═════ Task data

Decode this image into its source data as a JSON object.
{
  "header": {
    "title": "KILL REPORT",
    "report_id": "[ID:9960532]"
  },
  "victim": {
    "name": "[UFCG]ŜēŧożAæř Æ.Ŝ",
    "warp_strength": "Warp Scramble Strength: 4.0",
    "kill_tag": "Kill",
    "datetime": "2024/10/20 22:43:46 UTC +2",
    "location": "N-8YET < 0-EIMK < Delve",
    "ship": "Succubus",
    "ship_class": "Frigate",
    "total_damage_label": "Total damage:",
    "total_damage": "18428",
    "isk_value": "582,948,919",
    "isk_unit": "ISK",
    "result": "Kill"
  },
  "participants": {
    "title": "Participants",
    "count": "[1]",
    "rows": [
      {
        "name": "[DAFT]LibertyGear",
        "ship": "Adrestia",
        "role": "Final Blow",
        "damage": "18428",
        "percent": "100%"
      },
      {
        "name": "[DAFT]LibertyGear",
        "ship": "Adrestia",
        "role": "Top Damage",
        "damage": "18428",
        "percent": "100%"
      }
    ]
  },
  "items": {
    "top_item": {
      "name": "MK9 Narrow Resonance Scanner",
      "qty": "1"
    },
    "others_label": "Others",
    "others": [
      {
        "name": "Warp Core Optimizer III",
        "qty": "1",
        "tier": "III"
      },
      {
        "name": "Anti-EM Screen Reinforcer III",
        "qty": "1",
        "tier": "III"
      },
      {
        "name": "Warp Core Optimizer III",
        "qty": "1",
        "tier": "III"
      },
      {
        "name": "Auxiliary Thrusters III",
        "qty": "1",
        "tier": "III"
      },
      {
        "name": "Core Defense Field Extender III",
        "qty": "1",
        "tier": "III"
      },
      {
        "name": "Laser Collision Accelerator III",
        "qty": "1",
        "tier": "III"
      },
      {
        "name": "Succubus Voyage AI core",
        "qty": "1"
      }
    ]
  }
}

══════════

Your goal: Type out the full listing again, exactly as given.

Task answer:
Decode this image into its source data as a JSON object.
{
  "header": {
    "title": "KILL REPORT",
    "report_id": "[ID:9960532]"
  },
  "victim": {
    "name": "[UFCG]ŜēŧożAæř Æ.Ŝ",
    "warp_strength": "Warp Scramble Strength: 4.0",
    "kill_tag": "Kill",
    "datetime": "2024/10/20 22:43:46 UTC +2",
    "location": "N-8YET < 0-EIMK < Delve",
    "ship": "Succubus",
    "ship_class": "Frigate",
    "total_damage_label": "Total damage:",
    "total_damage": "18428",
    "isk_value": "582,948,919",
    "isk_unit": "ISK",
    "result": "Kill"
  },
  "participants": {
    "title": "Participants",
    "count": "[1]",
    "rows": [
      {
        "name": "[DAFT]LibertyGear",
        "ship": "Adrestia",
        "role": "Final Blow",
        "damage": "18428",
        "percent": "100%"
      },
      {
        "name": "[DAFT]LibertyGear",
        "ship": "Adrestia",
        "role": "Top Damage",
        "damage": "18428",
        "percent": "100%"
      }
    ]
  },
  "items": {
    "top_item": {
      "name": "MK9 Narrow Resonance Scanner",
      "qty": "1"
    },
    "others_label": "Others",
    "others": [
      {
        "name": "Warp Core Optimizer III",
        "qty": "1",
        "tier": "III"
      },
      {
        "name": "Anti-EM Screen Reinforcer III",
        "qty": "1",
        "tier": "III"
      },
      {
        "name": "Warp Core Optimizer III",
        "qty": "1",
        "tier": "III"
      },
      {
        "name": "Auxiliary Thrusters III",
        "qty": "1",
        "tier": "III"
      },
      {
        "name": "Core Defense Field Extender III",
        "qty": "1",
        "tier": "III"
      },
      {
        "name": "Laser Collision Accelerator III",
        "qty": "1",
        "tier": "III"
      },
      {
        "name": "Succubus Voyage AI core",
        "qty": "1"
      }
    ]
  }
}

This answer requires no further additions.